**SET EXERCISE:**
Output solely the number of lines containing the string "neuronas".

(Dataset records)
-- Start --

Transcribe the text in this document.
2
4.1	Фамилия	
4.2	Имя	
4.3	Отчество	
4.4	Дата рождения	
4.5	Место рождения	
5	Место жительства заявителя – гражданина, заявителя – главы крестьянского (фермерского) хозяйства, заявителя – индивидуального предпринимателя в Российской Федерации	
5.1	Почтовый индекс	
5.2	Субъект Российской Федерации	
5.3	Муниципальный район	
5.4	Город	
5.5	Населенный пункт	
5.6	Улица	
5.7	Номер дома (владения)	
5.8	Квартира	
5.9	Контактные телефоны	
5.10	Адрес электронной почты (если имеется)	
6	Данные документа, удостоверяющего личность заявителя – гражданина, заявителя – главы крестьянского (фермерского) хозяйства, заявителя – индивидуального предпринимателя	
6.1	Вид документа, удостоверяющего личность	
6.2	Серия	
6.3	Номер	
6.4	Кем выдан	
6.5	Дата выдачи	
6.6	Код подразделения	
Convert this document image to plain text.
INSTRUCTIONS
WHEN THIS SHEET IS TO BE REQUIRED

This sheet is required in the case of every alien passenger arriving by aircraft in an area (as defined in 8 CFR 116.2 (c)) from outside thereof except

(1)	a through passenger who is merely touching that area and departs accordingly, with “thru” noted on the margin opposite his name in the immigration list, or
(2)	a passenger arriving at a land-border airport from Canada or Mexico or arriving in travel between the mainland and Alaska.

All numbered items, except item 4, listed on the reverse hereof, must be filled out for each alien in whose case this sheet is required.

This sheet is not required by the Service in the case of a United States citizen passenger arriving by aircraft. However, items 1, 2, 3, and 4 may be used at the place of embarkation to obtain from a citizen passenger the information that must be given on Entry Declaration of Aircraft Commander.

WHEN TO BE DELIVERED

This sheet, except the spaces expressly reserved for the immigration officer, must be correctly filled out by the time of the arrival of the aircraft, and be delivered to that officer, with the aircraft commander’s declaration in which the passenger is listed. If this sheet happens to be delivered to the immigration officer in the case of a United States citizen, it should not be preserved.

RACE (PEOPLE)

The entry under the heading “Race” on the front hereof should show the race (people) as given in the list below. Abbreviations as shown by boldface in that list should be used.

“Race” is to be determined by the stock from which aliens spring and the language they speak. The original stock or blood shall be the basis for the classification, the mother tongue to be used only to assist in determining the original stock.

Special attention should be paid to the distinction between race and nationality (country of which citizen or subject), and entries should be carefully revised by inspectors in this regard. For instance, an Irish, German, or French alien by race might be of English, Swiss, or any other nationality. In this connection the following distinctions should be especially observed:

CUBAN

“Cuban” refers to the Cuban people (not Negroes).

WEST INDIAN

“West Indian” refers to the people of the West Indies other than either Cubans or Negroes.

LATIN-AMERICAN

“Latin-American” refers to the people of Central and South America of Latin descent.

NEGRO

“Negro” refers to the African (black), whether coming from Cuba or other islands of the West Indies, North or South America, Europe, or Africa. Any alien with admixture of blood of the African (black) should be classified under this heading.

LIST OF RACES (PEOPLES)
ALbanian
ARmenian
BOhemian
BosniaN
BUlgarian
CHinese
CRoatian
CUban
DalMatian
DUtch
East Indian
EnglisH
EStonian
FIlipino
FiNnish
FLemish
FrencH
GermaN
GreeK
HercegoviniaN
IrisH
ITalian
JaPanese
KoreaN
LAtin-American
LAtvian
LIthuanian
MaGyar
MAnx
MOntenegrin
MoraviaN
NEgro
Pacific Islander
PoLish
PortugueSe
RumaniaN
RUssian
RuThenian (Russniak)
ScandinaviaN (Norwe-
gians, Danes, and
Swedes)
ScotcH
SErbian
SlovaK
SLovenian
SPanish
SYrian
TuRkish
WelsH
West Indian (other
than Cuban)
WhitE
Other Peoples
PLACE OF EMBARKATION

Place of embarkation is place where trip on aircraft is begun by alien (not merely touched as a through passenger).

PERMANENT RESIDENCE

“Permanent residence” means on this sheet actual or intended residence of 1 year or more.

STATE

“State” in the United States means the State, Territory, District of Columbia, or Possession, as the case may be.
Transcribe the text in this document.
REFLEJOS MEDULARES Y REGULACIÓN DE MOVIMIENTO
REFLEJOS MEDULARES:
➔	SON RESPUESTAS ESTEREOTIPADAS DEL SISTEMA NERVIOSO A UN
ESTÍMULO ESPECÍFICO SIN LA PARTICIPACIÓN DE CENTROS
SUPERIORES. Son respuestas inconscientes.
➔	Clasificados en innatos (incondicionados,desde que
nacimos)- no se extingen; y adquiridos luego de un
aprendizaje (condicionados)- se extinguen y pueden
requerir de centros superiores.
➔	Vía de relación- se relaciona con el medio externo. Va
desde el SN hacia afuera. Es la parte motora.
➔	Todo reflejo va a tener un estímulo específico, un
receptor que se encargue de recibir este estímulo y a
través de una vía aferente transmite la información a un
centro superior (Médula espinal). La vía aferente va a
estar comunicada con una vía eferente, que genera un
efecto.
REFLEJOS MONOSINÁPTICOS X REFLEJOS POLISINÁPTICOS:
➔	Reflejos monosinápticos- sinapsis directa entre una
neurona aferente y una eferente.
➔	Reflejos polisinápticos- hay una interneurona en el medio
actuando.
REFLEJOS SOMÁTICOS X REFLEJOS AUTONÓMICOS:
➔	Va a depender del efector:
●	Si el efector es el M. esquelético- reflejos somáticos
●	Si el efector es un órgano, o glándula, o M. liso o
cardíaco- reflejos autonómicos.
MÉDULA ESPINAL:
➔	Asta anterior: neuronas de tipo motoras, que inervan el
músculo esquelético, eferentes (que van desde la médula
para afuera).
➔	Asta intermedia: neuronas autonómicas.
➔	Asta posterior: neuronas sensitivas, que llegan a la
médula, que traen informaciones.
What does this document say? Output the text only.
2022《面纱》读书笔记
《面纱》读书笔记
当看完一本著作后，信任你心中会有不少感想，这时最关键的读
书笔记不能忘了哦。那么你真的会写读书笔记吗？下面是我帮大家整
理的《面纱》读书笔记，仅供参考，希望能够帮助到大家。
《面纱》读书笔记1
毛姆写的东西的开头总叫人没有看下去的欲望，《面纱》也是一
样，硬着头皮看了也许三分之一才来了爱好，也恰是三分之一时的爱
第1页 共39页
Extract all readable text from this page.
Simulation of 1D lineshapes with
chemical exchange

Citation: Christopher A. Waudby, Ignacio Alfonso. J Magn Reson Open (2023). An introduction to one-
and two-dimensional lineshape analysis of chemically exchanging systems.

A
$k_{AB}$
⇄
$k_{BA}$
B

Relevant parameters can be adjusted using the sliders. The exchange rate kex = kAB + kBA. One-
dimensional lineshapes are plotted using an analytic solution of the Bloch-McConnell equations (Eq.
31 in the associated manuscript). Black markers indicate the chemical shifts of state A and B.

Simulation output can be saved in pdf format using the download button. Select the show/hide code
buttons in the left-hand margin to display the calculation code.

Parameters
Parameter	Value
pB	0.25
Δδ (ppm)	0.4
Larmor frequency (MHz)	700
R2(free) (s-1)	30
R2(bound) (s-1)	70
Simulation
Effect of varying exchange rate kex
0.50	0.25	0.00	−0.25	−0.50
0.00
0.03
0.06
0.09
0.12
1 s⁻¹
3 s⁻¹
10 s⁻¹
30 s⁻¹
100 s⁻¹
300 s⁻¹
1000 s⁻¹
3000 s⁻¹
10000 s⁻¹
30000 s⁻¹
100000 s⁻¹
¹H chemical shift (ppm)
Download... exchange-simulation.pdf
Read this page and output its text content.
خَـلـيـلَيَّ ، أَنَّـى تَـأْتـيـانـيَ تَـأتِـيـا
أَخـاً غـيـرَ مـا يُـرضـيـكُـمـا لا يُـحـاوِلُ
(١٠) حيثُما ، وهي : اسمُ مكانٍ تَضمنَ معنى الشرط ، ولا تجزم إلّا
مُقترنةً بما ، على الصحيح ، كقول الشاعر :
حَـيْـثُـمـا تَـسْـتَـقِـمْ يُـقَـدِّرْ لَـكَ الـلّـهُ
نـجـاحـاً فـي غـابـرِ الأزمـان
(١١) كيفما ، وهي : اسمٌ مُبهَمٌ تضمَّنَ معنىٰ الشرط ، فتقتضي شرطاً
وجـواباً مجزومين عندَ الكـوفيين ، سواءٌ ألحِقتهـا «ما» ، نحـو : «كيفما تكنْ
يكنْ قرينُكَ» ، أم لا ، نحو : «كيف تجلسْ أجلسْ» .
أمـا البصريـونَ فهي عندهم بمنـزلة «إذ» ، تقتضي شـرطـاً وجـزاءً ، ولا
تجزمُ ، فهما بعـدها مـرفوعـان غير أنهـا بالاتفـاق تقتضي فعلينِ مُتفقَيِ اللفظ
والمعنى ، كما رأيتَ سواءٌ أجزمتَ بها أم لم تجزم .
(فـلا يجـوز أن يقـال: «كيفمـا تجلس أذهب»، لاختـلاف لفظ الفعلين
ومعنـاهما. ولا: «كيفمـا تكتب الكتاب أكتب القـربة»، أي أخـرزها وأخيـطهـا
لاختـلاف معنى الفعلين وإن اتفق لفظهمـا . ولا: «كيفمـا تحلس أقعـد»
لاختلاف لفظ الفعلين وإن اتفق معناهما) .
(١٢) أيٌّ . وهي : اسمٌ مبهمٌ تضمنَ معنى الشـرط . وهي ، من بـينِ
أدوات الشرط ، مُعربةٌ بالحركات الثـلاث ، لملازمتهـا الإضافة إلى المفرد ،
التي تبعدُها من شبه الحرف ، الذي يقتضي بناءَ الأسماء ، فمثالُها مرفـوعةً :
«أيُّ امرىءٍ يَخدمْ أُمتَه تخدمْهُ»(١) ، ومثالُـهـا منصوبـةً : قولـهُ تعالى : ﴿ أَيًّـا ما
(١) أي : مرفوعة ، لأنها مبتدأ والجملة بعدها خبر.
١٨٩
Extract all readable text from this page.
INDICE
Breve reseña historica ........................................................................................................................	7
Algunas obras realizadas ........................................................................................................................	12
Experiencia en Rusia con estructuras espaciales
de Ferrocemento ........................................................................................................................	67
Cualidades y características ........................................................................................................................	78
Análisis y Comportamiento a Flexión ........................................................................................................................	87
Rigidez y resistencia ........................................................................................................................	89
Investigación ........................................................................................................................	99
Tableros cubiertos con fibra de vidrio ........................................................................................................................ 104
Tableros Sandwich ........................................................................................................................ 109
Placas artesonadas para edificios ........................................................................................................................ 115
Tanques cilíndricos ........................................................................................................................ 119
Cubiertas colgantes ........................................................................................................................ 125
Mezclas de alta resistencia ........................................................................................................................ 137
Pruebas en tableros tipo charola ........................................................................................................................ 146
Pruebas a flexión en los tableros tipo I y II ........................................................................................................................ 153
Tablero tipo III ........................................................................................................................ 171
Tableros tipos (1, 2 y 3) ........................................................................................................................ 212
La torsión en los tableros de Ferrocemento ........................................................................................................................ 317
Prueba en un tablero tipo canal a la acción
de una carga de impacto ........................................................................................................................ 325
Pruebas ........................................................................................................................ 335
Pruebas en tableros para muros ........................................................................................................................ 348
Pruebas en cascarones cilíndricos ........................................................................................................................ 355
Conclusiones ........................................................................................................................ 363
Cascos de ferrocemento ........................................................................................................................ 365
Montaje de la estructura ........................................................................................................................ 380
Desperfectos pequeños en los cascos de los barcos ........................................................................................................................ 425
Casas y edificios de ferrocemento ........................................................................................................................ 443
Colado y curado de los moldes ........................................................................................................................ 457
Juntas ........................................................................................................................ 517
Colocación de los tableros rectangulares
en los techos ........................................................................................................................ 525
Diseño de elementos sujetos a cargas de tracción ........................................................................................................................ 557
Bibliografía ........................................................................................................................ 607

-- End --

**FINISHED TASK:**
3